» Aim of the exercise:
An exact reproduction of the records is required, with all images left out.

» Information shown:

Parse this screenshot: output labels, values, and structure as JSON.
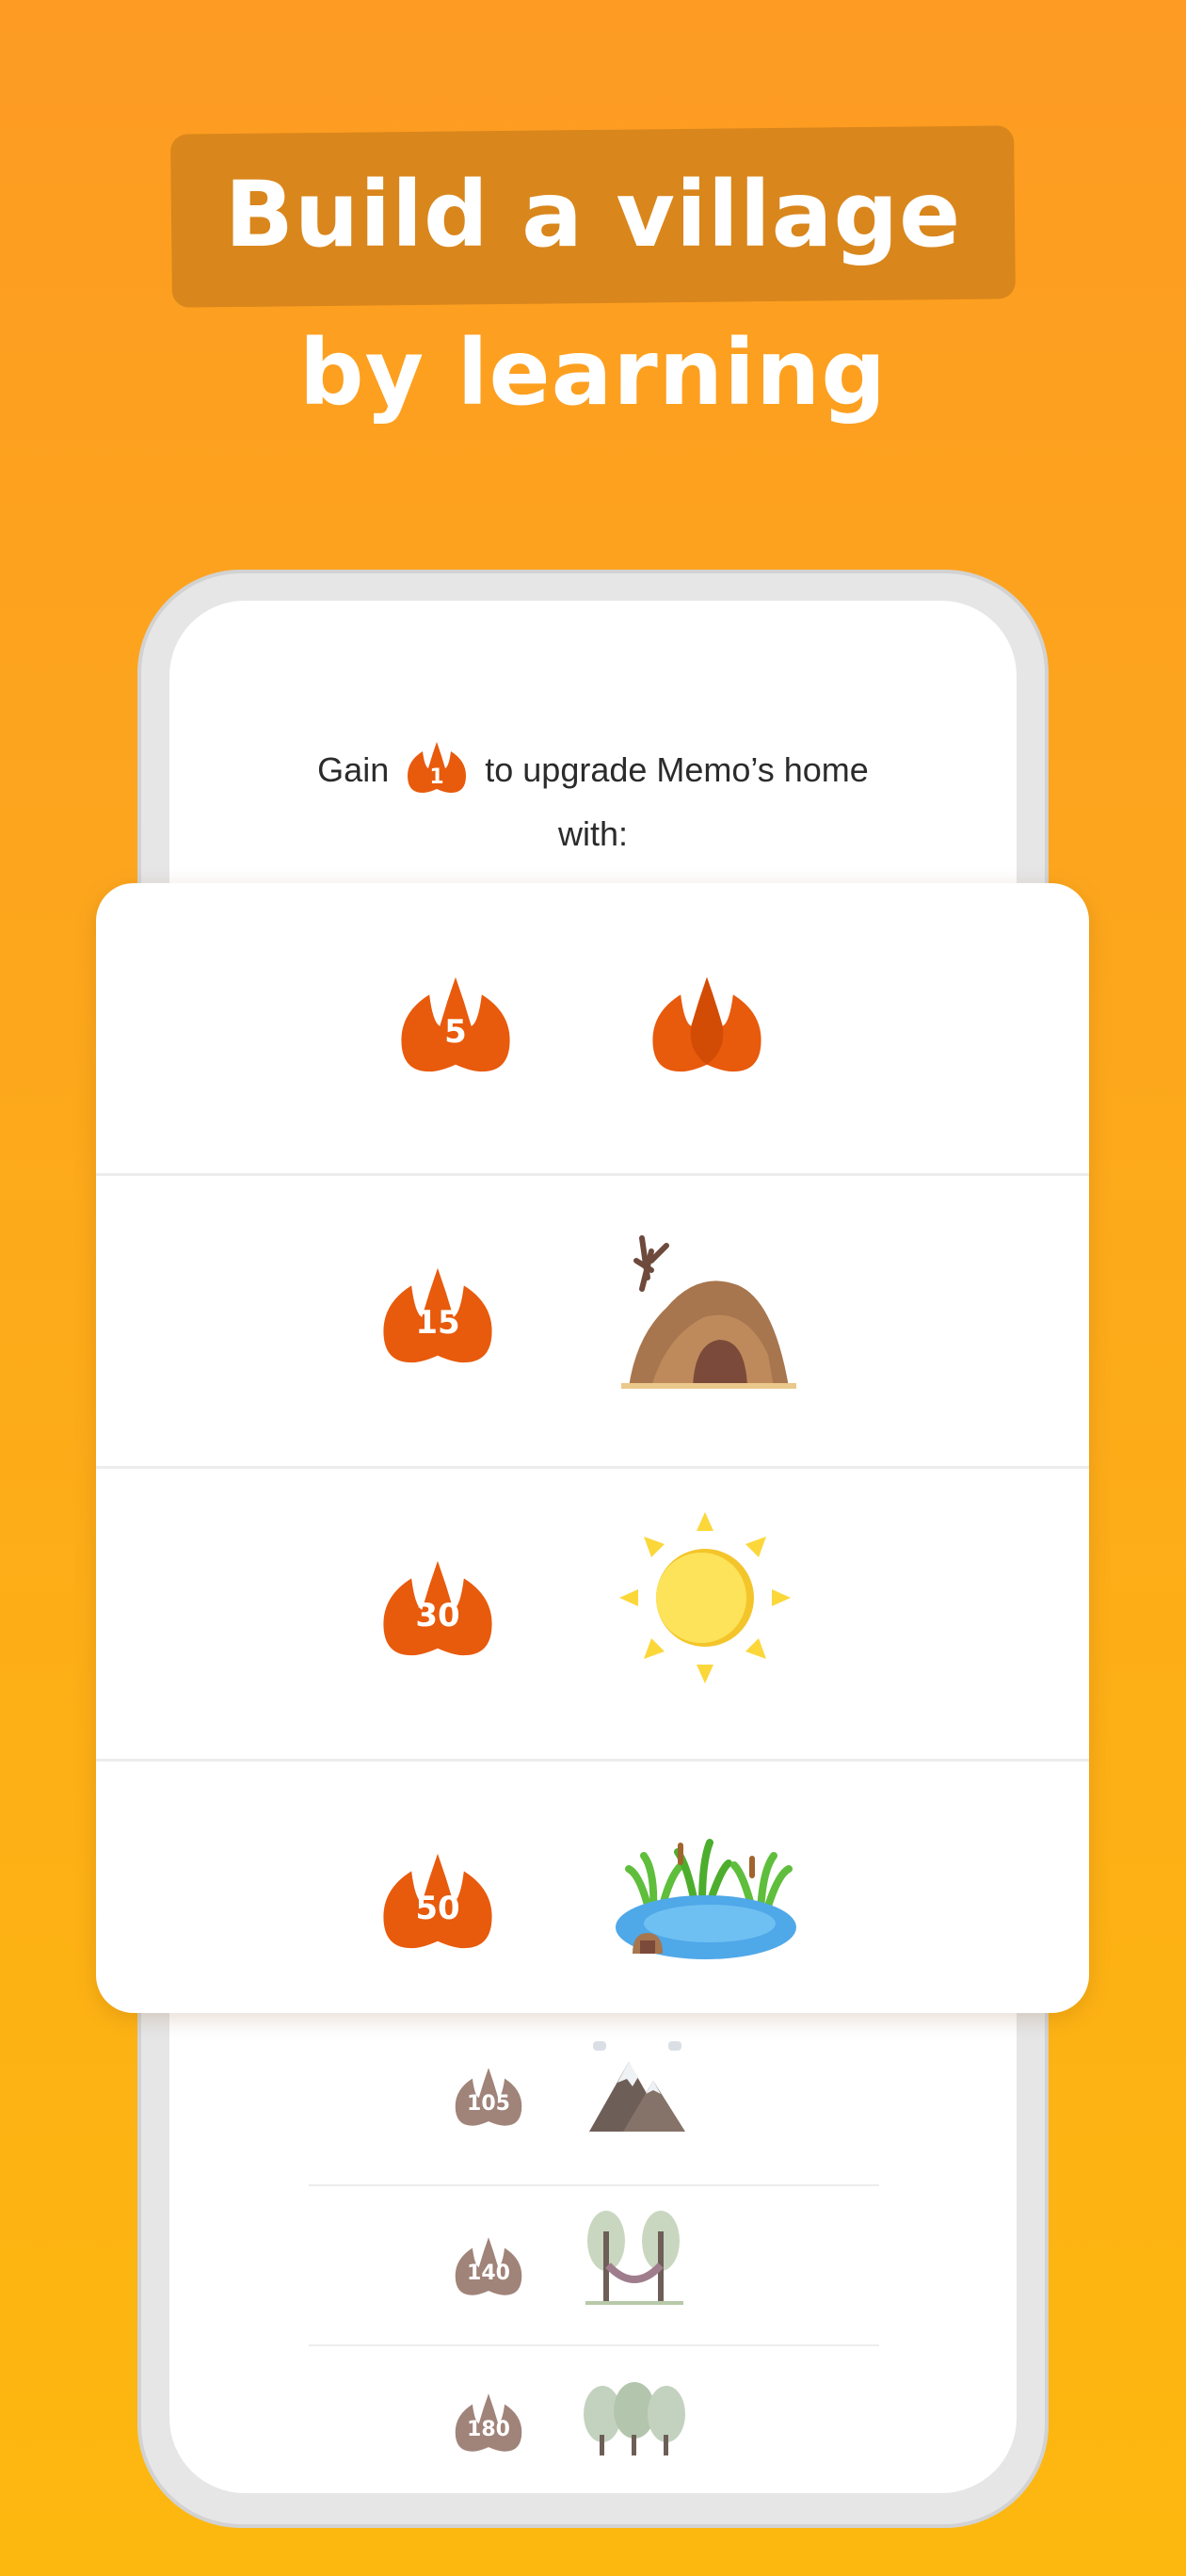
{
  "headline": {
    "line1": "Build a village",
    "line2": "by learning"
  },
  "gain": {
    "prefix": "Gain",
    "drop_value": "1",
    "suffix": "to upgrade Memo’s home",
    "line2": "with:"
  },
  "rewards": [
    {
      "cost": "5",
      "reward_icon": "drops-icon"
    },
    {
      "cost": "15",
      "reward_icon": "cave-icon"
    },
    {
      "cost": "30",
      "reward_icon": "sun-icon"
    },
    {
      "cost": "50",
      "reward_icon": "pond-icon"
    }
  ],
  "locked_rewards": [
    {
      "cost": "105",
      "reward_icon": "mountains-icon"
    },
    {
      "cost": "140",
      "reward_icon": "hammock-icon"
    },
    {
      "cost": "180",
      "reward_icon": "forest-icon"
    }
  ],
  "colors": {
    "background_top": "#FD9B22",
    "background_bottom": "#FDB80F",
    "drop_orange": "#E85A0C",
    "drop_locked": "#A08379"
  }
}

» Output for this exercise:
Parse this screenshot: output labels, values, and structure as JSON.
{
  "headline": {
    "line1": "Build a village",
    "line2": "by learning"
  },
  "gain": {
    "prefix": "Gain",
    "drop_value": "1",
    "suffix": "to upgrade Memo’s home",
    "line2": "with:"
  },
  "rewards": [
    {
      "cost": "5",
      "reward_icon": "drops-icon"
    },
    {
      "cost": "15",
      "reward_icon": "cave-icon"
    },
    {
      "cost": "30",
      "reward_icon": "sun-icon"
    },
    {
      "cost": "50",
      "reward_icon": "pond-icon"
    }
  ],
  "locked_rewards": [
    {
      "cost": "105",
      "reward_icon": "mountains-icon"
    },
    {
      "cost": "140",
      "reward_icon": "hammock-icon"
    },
    {
      "cost": "180",
      "reward_icon": "forest-icon"
    }
  ],
  "colors": {
    "background_top": "#FD9B22",
    "background_bottom": "#FDB80F",
    "drop_orange": "#E85A0C",
    "drop_locked": "#A08379"
  }
}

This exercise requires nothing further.